GOAL: Can you print every record below exactly as written?

RECORDS SUPPLIED:

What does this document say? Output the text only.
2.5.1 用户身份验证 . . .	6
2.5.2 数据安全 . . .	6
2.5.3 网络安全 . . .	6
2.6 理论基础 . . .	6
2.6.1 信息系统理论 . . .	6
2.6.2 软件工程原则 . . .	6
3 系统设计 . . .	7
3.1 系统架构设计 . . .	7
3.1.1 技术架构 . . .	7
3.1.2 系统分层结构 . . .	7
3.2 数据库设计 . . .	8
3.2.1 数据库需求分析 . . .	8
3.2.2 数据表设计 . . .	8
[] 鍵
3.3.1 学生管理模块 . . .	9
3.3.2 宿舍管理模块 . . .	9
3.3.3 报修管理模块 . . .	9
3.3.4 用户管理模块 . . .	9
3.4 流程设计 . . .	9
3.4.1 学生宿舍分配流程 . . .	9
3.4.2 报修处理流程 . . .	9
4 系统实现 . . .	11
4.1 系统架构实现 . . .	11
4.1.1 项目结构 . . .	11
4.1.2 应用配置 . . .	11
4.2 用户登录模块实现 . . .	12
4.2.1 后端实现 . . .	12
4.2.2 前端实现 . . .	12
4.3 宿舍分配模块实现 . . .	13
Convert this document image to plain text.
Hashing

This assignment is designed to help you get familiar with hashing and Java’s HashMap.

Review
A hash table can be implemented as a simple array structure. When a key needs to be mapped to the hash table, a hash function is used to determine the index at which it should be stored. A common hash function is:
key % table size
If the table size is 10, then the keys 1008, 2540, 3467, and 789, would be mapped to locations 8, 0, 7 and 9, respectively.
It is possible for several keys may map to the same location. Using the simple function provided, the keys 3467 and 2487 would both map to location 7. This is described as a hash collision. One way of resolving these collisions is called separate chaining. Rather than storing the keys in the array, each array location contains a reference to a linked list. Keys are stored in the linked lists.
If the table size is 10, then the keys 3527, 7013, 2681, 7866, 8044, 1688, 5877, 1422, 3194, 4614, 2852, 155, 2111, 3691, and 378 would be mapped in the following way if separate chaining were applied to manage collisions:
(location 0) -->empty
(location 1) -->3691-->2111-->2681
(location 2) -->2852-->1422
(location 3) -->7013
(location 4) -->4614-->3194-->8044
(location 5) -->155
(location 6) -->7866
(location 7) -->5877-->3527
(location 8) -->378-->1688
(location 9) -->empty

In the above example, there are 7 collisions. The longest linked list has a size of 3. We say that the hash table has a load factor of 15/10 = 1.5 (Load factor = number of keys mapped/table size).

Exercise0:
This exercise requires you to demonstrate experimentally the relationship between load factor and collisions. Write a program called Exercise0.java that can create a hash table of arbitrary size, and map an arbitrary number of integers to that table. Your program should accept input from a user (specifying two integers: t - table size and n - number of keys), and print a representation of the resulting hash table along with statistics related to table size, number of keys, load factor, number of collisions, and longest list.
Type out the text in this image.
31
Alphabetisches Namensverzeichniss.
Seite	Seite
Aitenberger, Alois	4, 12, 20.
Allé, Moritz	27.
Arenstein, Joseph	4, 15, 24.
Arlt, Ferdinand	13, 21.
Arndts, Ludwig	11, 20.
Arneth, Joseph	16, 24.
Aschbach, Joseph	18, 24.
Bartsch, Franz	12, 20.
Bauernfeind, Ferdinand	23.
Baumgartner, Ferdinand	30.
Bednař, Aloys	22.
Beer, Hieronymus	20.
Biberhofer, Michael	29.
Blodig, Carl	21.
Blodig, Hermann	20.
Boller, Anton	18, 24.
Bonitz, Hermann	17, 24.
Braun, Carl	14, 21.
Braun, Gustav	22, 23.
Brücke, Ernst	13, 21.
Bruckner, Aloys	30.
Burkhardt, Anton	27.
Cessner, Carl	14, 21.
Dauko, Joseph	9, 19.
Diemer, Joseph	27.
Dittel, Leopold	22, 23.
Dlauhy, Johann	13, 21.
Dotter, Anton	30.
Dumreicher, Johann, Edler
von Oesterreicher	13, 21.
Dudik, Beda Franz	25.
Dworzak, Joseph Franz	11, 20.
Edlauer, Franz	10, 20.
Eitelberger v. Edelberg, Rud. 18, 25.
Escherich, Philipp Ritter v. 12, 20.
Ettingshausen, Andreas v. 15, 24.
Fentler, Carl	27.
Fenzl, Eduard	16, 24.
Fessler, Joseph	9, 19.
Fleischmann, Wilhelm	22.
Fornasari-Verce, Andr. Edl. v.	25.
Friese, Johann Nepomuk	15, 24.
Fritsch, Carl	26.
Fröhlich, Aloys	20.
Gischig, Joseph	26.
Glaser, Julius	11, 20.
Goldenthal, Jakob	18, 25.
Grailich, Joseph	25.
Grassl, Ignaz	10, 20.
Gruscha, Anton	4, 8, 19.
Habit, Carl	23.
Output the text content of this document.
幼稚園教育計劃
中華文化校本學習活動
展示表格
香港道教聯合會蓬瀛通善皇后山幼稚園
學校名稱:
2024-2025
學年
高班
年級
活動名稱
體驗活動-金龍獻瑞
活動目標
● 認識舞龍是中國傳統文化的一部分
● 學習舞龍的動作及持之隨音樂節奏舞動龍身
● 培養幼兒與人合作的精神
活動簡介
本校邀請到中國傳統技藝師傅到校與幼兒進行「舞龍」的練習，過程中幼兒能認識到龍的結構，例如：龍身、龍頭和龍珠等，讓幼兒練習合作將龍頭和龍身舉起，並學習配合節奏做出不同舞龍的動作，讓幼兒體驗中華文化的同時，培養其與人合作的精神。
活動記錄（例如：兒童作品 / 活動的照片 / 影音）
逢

RESULT OF THE TASK:
What does this document say? Output the text only.
2.5.1 用户身份验证 . . .	6
2.5.2 数据安全 . . .	6
2.5.3 网络安全 . . .	6
2.6 理论基础 . . .	6
2.6.1 信息系统理论 . . .	6
2.6.2 软件工程原则 . . .	6
3 系统设计 . . .	7
3.1 系统架构设计 . . .	7
3.1.1 技术架构 . . .	7
3.1.2 系统分层结构 . . .	7
3.2 数据库设计 . . .	8
3.2.1 数据库需求分析 . . .	8
3.2.2 数据表设计 . . .	8
[] 鍵
3.3.1 学生管理模块 . . .	9
3.3.2 宿舍管理模块 . . .	9
3.3.3 报修管理模块 . . .	9
3.3.4 用户管理模块 . . .	9
3.4 流程设计 . . .	9
3.4.1 学生宿舍分配流程 . . .	9
3.4.2 报修处理流程 . . .	9
4 系统实现 . . .	11
4.1 系统架构实现 . . .	11
4.1.1 项目结构 . . .	11
4.1.2 应用配置 . . .	11
4.2 用户登录模块实现 . . .	12
4.2.1 后端实现 . . .	12
4.2.2 前端实现 . . .	12
4.3 宿舍分配模块实现 . . .	13
Convert this document image to plain text.
Hashing

This assignment is designed to help you get familiar with hashing and Java’s HashMap.

Review
A hash table can be implemented as a simple array structure. When a key needs to be mapped to the hash table, a hash function is used to determine the index at which it should be stored. A common hash function is:
key % table size
If the table size is 10, then the keys 1008, 2540, 3467, and 789, would be mapped to locations 8, 0, 7 and 9, respectively.
It is possible for several keys may map to the same location. Using the simple function provided, the keys 3467 and 2487 would both map to location 7. This is described as a hash collision. One way of resolving these collisions is called separate chaining. Rather than storing the keys in the array, each array location contains a reference to a linked list. Keys are stored in the linked lists.
If the table size is 10, then the keys 3527, 7013, 2681, 7866, 8044, 1688, 5877, 1422, 3194, 4614, 2852, 155, 2111, 3691, and 378 would be mapped in the following way if separate chaining were applied to manage collisions:
(location 0) -->empty
(location 1) -->3691-->2111-->2681
(location 2) -->2852-->1422
(location 3) -->7013
(location 4) -->4614-->3194-->8044
(location 5) -->155
(location 6) -->7866
(location 7) -->5877-->3527
(location 8) -->378-->1688
(location 9) -->empty

In the above example, there are 7 collisions. The longest linked list has a size of 3. We say that the hash table has a load factor of 15/10 = 1.5 (Load factor = number of keys mapped/table size).

Exercise0:
This exercise requires you to demonstrate experimentally the relationship between load factor and collisions. Write a program called Exercise0.java that can create a hash table of arbitrary size, and map an arbitrary number of integers to that table. Your program should accept input from a user (specifying two integers: t - table size and n - number of keys), and print a representation of the resulting hash table along with statistics related to table size, number of keys, load factor, number of collisions, and longest list.
Type out the text in this image.
31
Alphabetisches Namensverzeichniss.
Seite	Seite
Aitenberger, Alois	4, 12, 20.
Allé, Moritz	27.
Arenstein, Joseph	4, 15, 24.
Arlt, Ferdinand	13, 21.
Arndts, Ludwig	11, 20.
Arneth, Joseph	16, 24.
Aschbach, Joseph	18, 24.
Bartsch, Franz	12, 20.
Bauernfeind, Ferdinand	23.
Baumgartner, Ferdinand	30.
Bednař, Aloys	22.
Beer, Hieronymus	20.
Biberhofer, Michael	29.
Blodig, Carl	21.
Blodig, Hermann	20.
Boller, Anton	18, 24.
Bonitz, Hermann	17, 24.
Braun, Carl	14, 21.
Braun, Gustav	22, 23.
Brücke, Ernst	13, 21.
Bruckner, Aloys	30.
Burkhardt, Anton	27.
Cessner, Carl	14, 21.
Dauko, Joseph	9, 19.
Diemer, Joseph	27.
Dittel, Leopold	22, 23.
Dlauhy, Johann	13, 21.
Dotter, Anton	30.
Dumreicher, Johann, Edler
von Oesterreicher	13, 21.
Dudik, Beda Franz	25.
Dworzak, Joseph Franz	11, 20.
Edlauer, Franz	10, 20.
Eitelberger v. Edelberg, Rud. 18, 25.
Escherich, Philipp Ritter v. 12, 20.
Ettingshausen, Andreas v. 15, 24.
Fentler, Carl	27.
Fenzl, Eduard	16, 24.
Fessler, Joseph	9, 19.
Fleischmann, Wilhelm	22.
Fornasari-Verce, Andr. Edl. v.	25.
Friese, Johann Nepomuk	15, 24.
Fritsch, Carl	26.
Fröhlich, Aloys	20.
Gischig, Joseph	26.
Glaser, Julius	11, 20.
Goldenthal, Jakob	18, 25.
Grailich, Joseph	25.
Grassl, Ignaz	10, 20.
Gruscha, Anton	4, 8, 19.
Habit, Carl	23.
Output the text content of this document.
幼稚園教育計劃
中華文化校本學習活動
展示表格
香港道教聯合會蓬瀛通善皇后山幼稚園
學校名稱:
2024-2025
學年
高班
年級
活動名稱
體驗活動-金龍獻瑞
活動目標
● 認識舞龍是中國傳統文化的一部分
● 學習舞龍的動作及持之隨音樂節奏舞動龍身
● 培養幼兒與人合作的精神
活動簡介
本校邀請到中國傳統技藝師傅到校與幼兒進行「舞龍」的練習，過程中幼兒能認識到龍的結構，例如：龍身、龍頭和龍珠等，讓幼兒練習合作將龍頭和龍身舉起，並學習配合節奏做出不同舞龍的動作，讓幼兒體驗中華文化的同時，培養其與人合作的精神。
活動記錄（例如：兒童作品 / 活動的照片 / 影音）
逢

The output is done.